Give the records back in full, exactly as they read.

[Rows from a figure dataset]
───
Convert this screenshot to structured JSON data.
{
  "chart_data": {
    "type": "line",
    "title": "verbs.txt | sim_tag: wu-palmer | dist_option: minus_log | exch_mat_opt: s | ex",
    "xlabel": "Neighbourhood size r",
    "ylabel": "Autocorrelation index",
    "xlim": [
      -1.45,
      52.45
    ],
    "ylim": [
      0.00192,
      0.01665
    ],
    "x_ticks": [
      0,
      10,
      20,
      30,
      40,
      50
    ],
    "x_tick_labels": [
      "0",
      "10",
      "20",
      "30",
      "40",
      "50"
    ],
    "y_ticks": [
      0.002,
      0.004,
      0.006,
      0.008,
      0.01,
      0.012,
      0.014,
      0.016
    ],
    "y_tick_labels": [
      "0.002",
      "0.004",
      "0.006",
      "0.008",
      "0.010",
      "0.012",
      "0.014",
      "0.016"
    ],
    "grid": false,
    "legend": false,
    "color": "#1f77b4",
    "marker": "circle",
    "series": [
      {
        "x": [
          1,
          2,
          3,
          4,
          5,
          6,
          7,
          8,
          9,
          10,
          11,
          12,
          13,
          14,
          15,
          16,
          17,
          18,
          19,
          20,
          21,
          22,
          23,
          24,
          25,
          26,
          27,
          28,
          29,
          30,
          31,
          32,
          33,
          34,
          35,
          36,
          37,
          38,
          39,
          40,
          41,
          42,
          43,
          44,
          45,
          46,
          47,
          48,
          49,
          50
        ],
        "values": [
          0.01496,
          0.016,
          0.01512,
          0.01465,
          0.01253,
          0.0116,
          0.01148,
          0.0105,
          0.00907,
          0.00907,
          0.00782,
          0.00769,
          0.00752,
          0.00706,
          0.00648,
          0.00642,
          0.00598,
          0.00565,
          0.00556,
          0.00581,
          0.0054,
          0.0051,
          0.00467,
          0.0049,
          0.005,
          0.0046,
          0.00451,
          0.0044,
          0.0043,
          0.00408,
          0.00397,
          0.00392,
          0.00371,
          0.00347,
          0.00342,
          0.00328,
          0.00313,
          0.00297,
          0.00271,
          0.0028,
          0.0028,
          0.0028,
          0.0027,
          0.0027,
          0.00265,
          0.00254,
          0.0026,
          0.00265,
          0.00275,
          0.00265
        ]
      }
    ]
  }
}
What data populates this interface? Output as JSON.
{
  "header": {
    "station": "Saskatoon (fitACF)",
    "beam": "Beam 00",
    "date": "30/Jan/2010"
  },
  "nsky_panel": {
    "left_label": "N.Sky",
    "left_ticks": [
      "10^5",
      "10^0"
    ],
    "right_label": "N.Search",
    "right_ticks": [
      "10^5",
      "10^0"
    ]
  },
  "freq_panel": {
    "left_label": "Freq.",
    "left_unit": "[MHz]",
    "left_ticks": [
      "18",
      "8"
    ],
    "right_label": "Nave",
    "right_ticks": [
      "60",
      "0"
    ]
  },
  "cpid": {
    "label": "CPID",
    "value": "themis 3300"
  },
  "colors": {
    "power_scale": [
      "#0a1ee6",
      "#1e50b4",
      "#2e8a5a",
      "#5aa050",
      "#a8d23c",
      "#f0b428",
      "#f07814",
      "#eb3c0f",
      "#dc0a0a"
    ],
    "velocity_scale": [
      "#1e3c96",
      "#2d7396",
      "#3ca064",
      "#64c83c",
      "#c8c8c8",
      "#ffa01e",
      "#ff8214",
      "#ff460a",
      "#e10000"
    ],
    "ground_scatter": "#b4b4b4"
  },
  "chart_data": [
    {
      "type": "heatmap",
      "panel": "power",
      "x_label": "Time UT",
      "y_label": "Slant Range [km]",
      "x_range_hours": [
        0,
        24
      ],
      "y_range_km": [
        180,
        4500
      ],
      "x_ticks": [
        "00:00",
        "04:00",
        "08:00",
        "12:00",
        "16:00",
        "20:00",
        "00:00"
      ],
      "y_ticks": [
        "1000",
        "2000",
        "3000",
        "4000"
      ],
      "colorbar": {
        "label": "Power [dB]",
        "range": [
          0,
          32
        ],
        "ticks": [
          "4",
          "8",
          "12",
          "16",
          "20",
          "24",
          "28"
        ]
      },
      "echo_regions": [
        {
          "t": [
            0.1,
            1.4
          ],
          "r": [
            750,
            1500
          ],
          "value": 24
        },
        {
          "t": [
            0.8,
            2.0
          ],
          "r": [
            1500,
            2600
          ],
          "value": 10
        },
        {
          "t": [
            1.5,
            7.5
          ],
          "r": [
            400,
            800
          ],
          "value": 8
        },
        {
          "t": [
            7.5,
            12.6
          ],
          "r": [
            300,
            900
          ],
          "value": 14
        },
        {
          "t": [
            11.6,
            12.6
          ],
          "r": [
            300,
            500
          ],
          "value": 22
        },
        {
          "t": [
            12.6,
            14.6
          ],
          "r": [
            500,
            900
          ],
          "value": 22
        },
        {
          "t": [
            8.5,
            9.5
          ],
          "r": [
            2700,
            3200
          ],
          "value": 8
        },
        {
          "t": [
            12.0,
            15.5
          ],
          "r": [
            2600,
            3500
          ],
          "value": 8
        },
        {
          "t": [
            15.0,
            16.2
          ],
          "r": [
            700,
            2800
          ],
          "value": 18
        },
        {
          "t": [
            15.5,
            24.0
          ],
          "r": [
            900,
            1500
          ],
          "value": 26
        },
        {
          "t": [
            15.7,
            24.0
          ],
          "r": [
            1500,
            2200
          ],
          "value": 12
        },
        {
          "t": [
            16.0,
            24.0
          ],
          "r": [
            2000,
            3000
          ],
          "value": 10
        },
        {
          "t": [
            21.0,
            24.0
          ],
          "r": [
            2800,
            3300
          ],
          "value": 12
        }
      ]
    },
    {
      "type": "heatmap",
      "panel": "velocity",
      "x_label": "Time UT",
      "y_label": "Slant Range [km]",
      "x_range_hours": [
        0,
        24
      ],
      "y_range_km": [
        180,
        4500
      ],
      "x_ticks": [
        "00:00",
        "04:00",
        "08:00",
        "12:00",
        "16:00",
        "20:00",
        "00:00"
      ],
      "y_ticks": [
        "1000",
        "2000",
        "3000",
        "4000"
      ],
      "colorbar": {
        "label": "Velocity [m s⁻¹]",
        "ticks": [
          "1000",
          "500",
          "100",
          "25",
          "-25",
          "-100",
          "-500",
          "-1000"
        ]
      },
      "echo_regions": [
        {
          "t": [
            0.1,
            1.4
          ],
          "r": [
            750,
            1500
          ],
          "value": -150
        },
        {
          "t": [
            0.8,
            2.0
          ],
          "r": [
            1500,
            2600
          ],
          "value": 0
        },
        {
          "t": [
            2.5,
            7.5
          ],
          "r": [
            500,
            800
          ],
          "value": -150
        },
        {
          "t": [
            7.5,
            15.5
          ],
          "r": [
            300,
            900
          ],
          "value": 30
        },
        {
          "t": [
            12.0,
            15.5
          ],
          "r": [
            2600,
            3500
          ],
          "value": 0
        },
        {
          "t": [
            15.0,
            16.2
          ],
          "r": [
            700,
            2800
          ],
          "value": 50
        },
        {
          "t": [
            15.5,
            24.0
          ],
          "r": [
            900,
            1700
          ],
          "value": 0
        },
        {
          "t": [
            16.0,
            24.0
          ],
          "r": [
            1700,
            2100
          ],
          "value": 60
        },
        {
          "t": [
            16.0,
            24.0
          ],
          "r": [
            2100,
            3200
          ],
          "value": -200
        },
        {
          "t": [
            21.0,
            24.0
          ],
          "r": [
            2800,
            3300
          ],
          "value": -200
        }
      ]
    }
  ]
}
───
**PROBLEM SOLUTION**
Convert this screenshot to structured JSON data.
{
  "chart_data": {
    "type": "line",
    "title": "verbs.txt | sim_tag: wu-palmer | dist_option: minus_log | exch_mat_opt: s | ex",
    "xlabel": "Neighbourhood size r",
    "ylabel": "Autocorrelation index",
    "xlim": [
      -1.45,
      52.45
    ],
    "ylim": [
      0.00192,
      0.01665
    ],
    "x_ticks": [
      0,
      10,
      20,
      30,
      40,
      50
    ],
    "x_tick_labels": [
      "0",
      "10",
      "20",
      "30",
      "40",
      "50"
    ],
    "y_ticks": [
      0.002,
      0.004,
      0.006,
      0.008,
      0.01,
      0.012,
      0.014,
      0.016
    ],
    "y_tick_labels": [
      "0.002",
      "0.004",
      "0.006",
      "0.008",
      "0.010",
      "0.012",
      "0.014",
      "0.016"
    ],
    "grid": false,
    "legend": false,
    "color": "#1f77b4",
    "marker": "circle",
    "series": [
      {
        "x": [
          1,
          2,
          3,
          4,
          5,
          6,
          7,
          8,
          9,
          10,
          11,
          12,
          13,
          14,
          15,
          16,
          17,
          18,
          19,
          20,
          21,
          22,
          23,
          24,
          25,
          26,
          27,
          28,
          29,
          30,
          31,
          32,
          33,
          34,
          35,
          36,
          37,
          38,
          39,
          40,
          41,
          42,
          43,
          44,
          45,
          46,
          47,
          48,
          49,
          50
        ],
        "values": [
          0.01496,
          0.016,
          0.01512,
          0.01465,
          0.01253,
          0.0116,
          0.01148,
          0.0105,
          0.00907,
          0.00907,
          0.00782,
          0.00769,
          0.00752,
          0.00706,
          0.00648,
          0.00642,
          0.00598,
          0.00565,
          0.00556,
          0.00581,
          0.0054,
          0.0051,
          0.00467,
          0.0049,
          0.005,
          0.0046,
          0.00451,
          0.0044,
          0.0043,
          0.00408,
          0.00397,
          0.00392,
          0.00371,
          0.00347,
          0.00342,
          0.00328,
          0.00313,
          0.00297,
          0.00271,
          0.0028,
          0.0028,
          0.0028,
          0.0027,
          0.0027,
          0.00265,
          0.00254,
          0.0026,
          0.00265,
          0.00275,
          0.00265
        ]
      }
    ]
  }
}
What data populates this interface? Output as JSON.
{
  "header": {
    "station": "Saskatoon (fitACF)",
    "beam": "Beam 00",
    "date": "30/Jan/2010"
  },
  "nsky_panel": {
    "left_label": "N.Sky",
    "left_ticks": [
      "10^5",
      "10^0"
    ],
    "right_label": "N.Search",
    "right_ticks": [
      "10^5",
      "10^0"
    ]
  },
  "freq_panel": {
    "left_label": "Freq.",
    "left_unit": "[MHz]",
    "left_ticks": [
      "18",
      "8"
    ],
    "right_label": "Nave",
    "right_ticks": [
      "60",
      "0"
    ]
  },
  "cpid": {
    "label": "CPID",
    "value": "themis 3300"
  },
  "colors": {
    "power_scale": [
      "#0a1ee6",
      "#1e50b4",
      "#2e8a5a",
      "#5aa050",
      "#a8d23c",
      "#f0b428",
      "#f07814",
      "#eb3c0f",
      "#dc0a0a"
    ],
    "velocity_scale": [
      "#1e3c96",
      "#2d7396",
      "#3ca064",
      "#64c83c",
      "#c8c8c8",
      "#ffa01e",
      "#ff8214",
      "#ff460a",
      "#e10000"
    ],
    "ground_scatter": "#b4b4b4"
  },
  "chart_data": [
    {
      "type": "heatmap",
      "panel": "power",
      "x_label": "Time UT",
      "y_label": "Slant Range [km]",
      "x_range_hours": [
        0,
        24
      ],
      "y_range_km": [
        180,
        4500
      ],
      "x_ticks": [
        "00:00",
        "04:00",
        "08:00",
        "12:00",
        "16:00",
        "20:00",
        "00:00"
      ],
      "y_ticks": [
        "1000",
        "2000",
        "3000",
        "4000"
      ],
      "colorbar": {
        "label": "Power [dB]",
        "range": [
          0,
          32
        ],
        "ticks": [
          "4",
          "8",
          "12",
          "16",
          "20",
          "24",
          "28"
        ]
      },
      "echo_regions": [
        {
          "t": [
            0.1,
            1.4
          ],
          "r": [
            750,
            1500
          ],
          "value": 24
        },
        {
          "t": [
            0.8,
            2.0
          ],
          "r": [
            1500,
            2600
          ],
          "value": 10
        },
        {
          "t": [
            1.5,
            7.5
          ],
          "r": [
            400,
            800
          ],
          "value": 8
        },
        {
          "t": [
            7.5,
            12.6
          ],
          "r": [
            300,
            900
          ],
          "value": 14
        },
        {
          "t": [
            11.6,
            12.6
          ],
          "r": [
            300,
            500
          ],
          "value": 22
        },
        {
          "t": [
            12.6,
            14.6
          ],
          "r": [
            500,
            900
          ],
          "value": 22
        },
        {
          "t": [
            8.5,
            9.5
          ],
          "r": [
            2700,
            3200
          ],
          "value": 8
        },
        {
          "t": [
            12.0,
            15.5
          ],
          "r": [
            2600,
            3500
          ],
          "value": 8
        },
        {
          "t": [
            15.0,
            16.2
          ],
          "r": [
            700,
            2800
          ],
          "value": 18
        },
        {
          "t": [
            15.5,
            24.0
          ],
          "r": [
            900,
            1500
          ],
          "value": 26
        },
        {
          "t": [
            15.7,
            24.0
          ],
          "r": [
            1500,
            2200
          ],
          "value": 12
        },
        {
          "t": [
            16.0,
            24.0
          ],
          "r": [
            2000,
            3000
          ],
          "value": 10
        },
        {
          "t": [
            21.0,
            24.0
          ],
          "r": [
            2800,
            3300
          ],
          "value": 12
        }
      ]
    },
    {
      "type": "heatmap",
      "panel": "velocity",
      "x_label": "Time UT",
      "y_label": "Slant Range [km]",
      "x_range_hours": [
        0,
        24
      ],
      "y_range_km": [
        180,
        4500
      ],
      "x_ticks": [
        "00:00",
        "04:00",
        "08:00",
        "12:00",
        "16:00",
        "20:00",
        "00:00"
      ],
      "y_ticks": [
        "1000",
        "2000",
        "3000",
        "4000"
      ],
      "colorbar": {
        "label": "Velocity [m s⁻¹]",
        "ticks": [
          "1000",
          "500",
          "100",
          "25",
          "-25",
          "-100",
          "-500",
          "-1000"
        ]
      },
      "echo_regions": [
        {
          "t": [
            0.1,
            1.4
          ],
          "r": [
            750,
            1500
          ],
          "value": -150
        },
        {
          "t": [
            0.8,
            2.0
          ],
          "r": [
            1500,
            2600
          ],
          "value": 0
        },
        {
          "t": [
            2.5,
            7.5
          ],
          "r": [
            500,
            800
          ],
          "value": -150
        },
        {
          "t": [
            7.5,
            15.5
          ],
          "r": [
            300,
            900
          ],
          "value": 30
        },
        {
          "t": [
            12.0,
            15.5
          ],
          "r": [
            2600,
            3500
          ],
          "value": 0
        },
        {
          "t": [
            15.0,
            16.2
          ],
          "r": [
            700,
            2800
          ],
          "value": 50
        },
        {
          "t": [
            15.5,
            24.0
          ],
          "r": [
            900,
            1700
          ],
          "value": 0
        },
        {
          "t": [
            16.0,
            24.0
          ],
          "r": [
            1700,
            2100
          ],
          "value": 60
        },
        {
          "t": [
            16.0,
            24.0
          ],
          "r": [
            2100,
            3200
          ],
          "value": -200
        },
        {
          "t": [
            21.0,
            24.0
          ],
          "r": [
            2800,
            3300
          ],
          "value": -200
        }
      ]
    }
  ]
}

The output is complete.